## Begin Records to process

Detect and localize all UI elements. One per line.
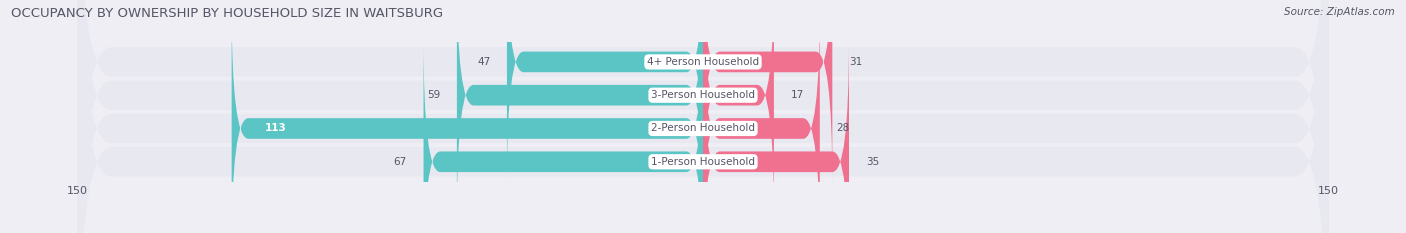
Text: 2-Person Household: 2-Person Household — [651, 123, 755, 134]
FancyBboxPatch shape — [423, 39, 703, 233]
Text: Source: ZipAtlas.com: Source: ZipAtlas.com — [1284, 7, 1395, 17]
FancyBboxPatch shape — [77, 0, 1329, 233]
FancyBboxPatch shape — [508, 0, 703, 185]
FancyBboxPatch shape — [232, 6, 703, 233]
Text: 17: 17 — [790, 90, 804, 100]
FancyBboxPatch shape — [703, 0, 773, 218]
FancyBboxPatch shape — [703, 6, 820, 233]
Text: 1-Person Household: 1-Person Household — [651, 157, 755, 167]
Text: 31: 31 — [849, 57, 862, 67]
Text: 28: 28 — [837, 123, 849, 134]
FancyBboxPatch shape — [457, 0, 703, 218]
FancyBboxPatch shape — [703, 0, 832, 185]
Text: 47: 47 — [477, 57, 491, 67]
FancyBboxPatch shape — [77, 0, 1329, 233]
Text: 3-Person Household: 3-Person Household — [651, 90, 755, 100]
FancyBboxPatch shape — [703, 39, 849, 233]
FancyBboxPatch shape — [77, 0, 1329, 233]
Text: 4+ Person Household: 4+ Person Household — [647, 57, 759, 67]
Text: 67: 67 — [394, 157, 406, 167]
Text: 59: 59 — [427, 90, 440, 100]
Text: 35: 35 — [866, 157, 879, 167]
FancyBboxPatch shape — [77, 0, 1329, 233]
Text: 113: 113 — [264, 123, 287, 134]
Text: OCCUPANCY BY OWNERSHIP BY HOUSEHOLD SIZE IN WAITSBURG: OCCUPANCY BY OWNERSHIP BY HOUSEHOLD SIZE… — [11, 7, 443, 20]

## End Records to process

■ **Directions for this task**
Print all of the lines above word for word, leaving out the picture.

■ **Output below**
Detect and localize all UI elements. One per line.
Text: 2-Person Household: 2-Person Household — [651, 123, 755, 134]
FancyBboxPatch shape — [423, 39, 703, 233]
Text: Source: ZipAtlas.com: Source: ZipAtlas.com — [1284, 7, 1395, 17]
FancyBboxPatch shape — [77, 0, 1329, 233]
FancyBboxPatch shape — [508, 0, 703, 185]
FancyBboxPatch shape — [232, 6, 703, 233]
Text: 17: 17 — [790, 90, 804, 100]
FancyBboxPatch shape — [703, 0, 773, 218]
FancyBboxPatch shape — [703, 6, 820, 233]
Text: 1-Person Household: 1-Person Household — [651, 157, 755, 167]
Text: 31: 31 — [849, 57, 862, 67]
Text: 28: 28 — [837, 123, 849, 134]
FancyBboxPatch shape — [457, 0, 703, 218]
FancyBboxPatch shape — [703, 0, 832, 185]
Text: 47: 47 — [477, 57, 491, 67]
FancyBboxPatch shape — [77, 0, 1329, 233]
Text: 3-Person Household: 3-Person Household — [651, 90, 755, 100]
FancyBboxPatch shape — [703, 39, 849, 233]
FancyBboxPatch shape — [77, 0, 1329, 233]
Text: 4+ Person Household: 4+ Person Household — [647, 57, 759, 67]
Text: 67: 67 — [394, 157, 406, 167]
Text: 59: 59 — [427, 90, 440, 100]
Text: 35: 35 — [866, 157, 879, 167]
FancyBboxPatch shape — [77, 0, 1329, 233]
Text: 113: 113 — [264, 123, 287, 134]
Text: OCCUPANCY BY OWNERSHIP BY HOUSEHOLD SIZE IN WAITSBURG: OCCUPANCY BY OWNERSHIP BY HOUSEHOLD SIZE… — [11, 7, 443, 20]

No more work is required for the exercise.